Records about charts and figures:
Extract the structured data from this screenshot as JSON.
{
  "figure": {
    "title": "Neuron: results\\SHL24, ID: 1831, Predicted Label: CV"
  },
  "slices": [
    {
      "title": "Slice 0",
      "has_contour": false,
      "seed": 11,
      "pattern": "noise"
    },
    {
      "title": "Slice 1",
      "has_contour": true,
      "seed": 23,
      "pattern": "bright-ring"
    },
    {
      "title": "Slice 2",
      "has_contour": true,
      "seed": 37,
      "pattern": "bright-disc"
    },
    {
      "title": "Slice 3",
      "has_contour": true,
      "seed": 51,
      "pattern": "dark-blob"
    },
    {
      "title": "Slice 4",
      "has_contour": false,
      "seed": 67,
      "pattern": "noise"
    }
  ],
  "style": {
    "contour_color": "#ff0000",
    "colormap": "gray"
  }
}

» **EXERCISE PROMPT**:
Repeat the listing exactly, from its first line to its last.

» **WRITTEN ANSWER**:
Extract the structured data from this screenshot as JSON.
{
  "figure": {
    "title": "Neuron: results\\SHL24, ID: 1831, Predicted Label: CV"
  },
  "slices": [
    {
      "title": "Slice 0",
      "has_contour": false,
      "seed": 11,
      "pattern": "noise"
    },
    {
      "title": "Slice 1",
      "has_contour": true,
      "seed": 23,
      "pattern": "bright-ring"
    },
    {
      "title": "Slice 2",
      "has_contour": true,
      "seed": 37,
      "pattern": "bright-disc"
    },
    {
      "title": "Slice 3",
      "has_contour": true,
      "seed": 51,
      "pattern": "dark-blob"
    },
    {
      "title": "Slice 4",
      "has_contour": false,
      "seed": 67,
      "pattern": "noise"
    }
  ],
  "style": {
    "contour_color": "#ff0000",
    "colormap": "gray"
  }
}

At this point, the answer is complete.